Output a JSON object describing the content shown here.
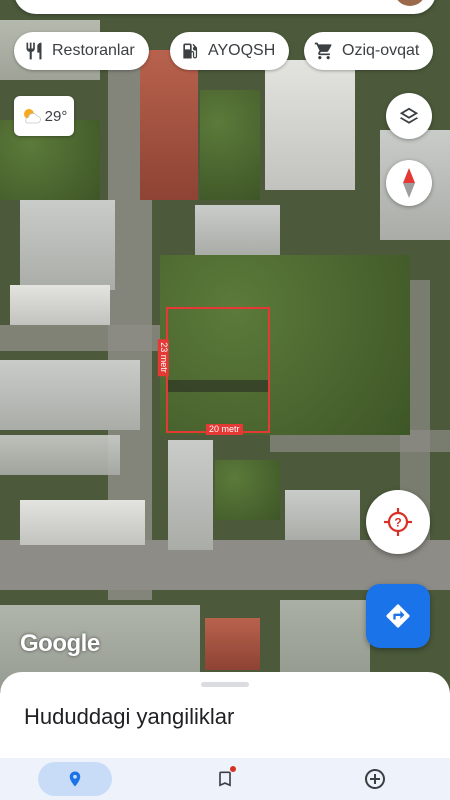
{
  "chips": [
    {
      "label": "Restoranlar",
      "icon": "restaurant-icon"
    },
    {
      "label": "AYOQSH",
      "icon": "gas-station-icon"
    },
    {
      "label": "Oziq-ovqat",
      "icon": "shopping-cart-icon"
    }
  ],
  "weather": {
    "temp": "29°",
    "icon": "partly-sunny-icon"
  },
  "measurement": {
    "width_label": "20 metr",
    "height_label": "23 metr"
  },
  "map": {
    "logo": "Google"
  },
  "sheet": {
    "title": "Hududdagi yangiliklar"
  },
  "navbar": {
    "items": [
      {
        "name": "explore",
        "icon": "location-pin-icon",
        "active": true
      },
      {
        "name": "saved",
        "icon": "bookmark-icon",
        "badge": true
      },
      {
        "name": "contribute",
        "icon": "add-circle-icon"
      }
    ]
  },
  "colors": {
    "accent": "#1a73e8",
    "alert": "#d93025",
    "measure": "#e53935"
  }
}
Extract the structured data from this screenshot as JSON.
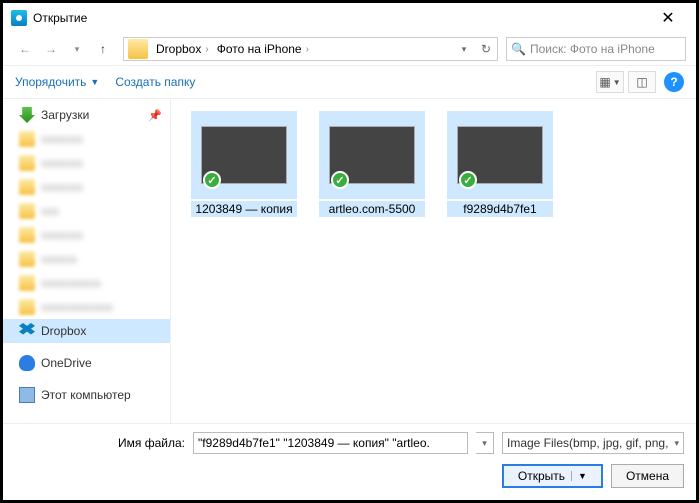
{
  "window": {
    "title": "Открытие"
  },
  "nav": {
    "crumbs": [
      "Dropbox",
      "Фото на iPhone"
    ],
    "search_placeholder": "Поиск: Фото на iPhone"
  },
  "toolbar": {
    "organize": "Упорядочить",
    "newfolder": "Создать папку"
  },
  "tree": {
    "downloads": "Загрузки",
    "dropbox": "Dropbox",
    "onedrive": "OneDrive",
    "thispc": "Этот компьютер"
  },
  "thumbs": [
    {
      "name": "1203849 — копия"
    },
    {
      "name": "artleo.com-5500"
    },
    {
      "name": "f9289d4b7fe1"
    }
  ],
  "footer": {
    "label": "Имя файла:",
    "value": "\"f9289d4b7fe1\" \"1203849 — копия\" \"artleo.",
    "filter": "Image Files(bmp, jpg, gif, png,",
    "open": "Открыть",
    "cancel": "Отмена"
  }
}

## What is expected:
Transcribe the records above exactly as they appear, leaving out any pictures.

## Output of the task:
Output a JSON object describing the content shown here.
{
  "chips": [
    {
      "label": "Restoranlar",
      "icon": "restaurant-icon"
    },
    {
      "label": "AYOQSH",
      "icon": "gas-station-icon"
    },
    {
      "label": "Oziq-ovqat",
      "icon": "shopping-cart-icon"
    }
  ],
  "weather": {
    "temp": "29°",
    "icon": "partly-sunny-icon"
  },
  "measurement": {
    "width_label": "20 metr",
    "height_label": "23 metr"
  },
  "map": {
    "logo": "Google"
  },
  "sheet": {
    "title": "Hududdagi yangiliklar"
  },
  "navbar": {
    "items": [
      {
        "name": "explore",
        "icon": "location-pin-icon",
        "active": true
      },
      {
        "name": "saved",
        "icon": "bookmark-icon",
        "badge": true
      },
      {
        "name": "contribute",
        "icon": "add-circle-icon"
      }
    ]
  },
  "colors": {
    "accent": "#1a73e8",
    "alert": "#d93025",
    "measure": "#e53935"
  }
}
Extract the structured data from this screenshot as JSON.
{
  "window": {
    "title": "Открытие"
  },
  "nav": {
    "crumbs": [
      "Dropbox",
      "Фото на iPhone"
    ],
    "search_placeholder": "Поиск: Фото на iPhone"
  },
  "toolbar": {
    "organize": "Упорядочить",
    "newfolder": "Создать папку"
  },
  "tree": {
    "downloads": "Загрузки",
    "dropbox": "Dropbox",
    "onedrive": "OneDrive",
    "thispc": "Этот компьютер"
  },
  "thumbs": [
    {
      "name": "1203849 — копия"
    },
    {
      "name": "artleo.com-5500"
    },
    {
      "name": "f9289d4b7fe1"
    }
  ],
  "footer": {
    "label": "Имя файла:",
    "value": "\"f9289d4b7fe1\" \"1203849 — копия\" \"artleo.",
    "filter": "Image Files(bmp, jpg, gif, png,",
    "open": "Открыть",
    "cancel": "Отмена"
  }
}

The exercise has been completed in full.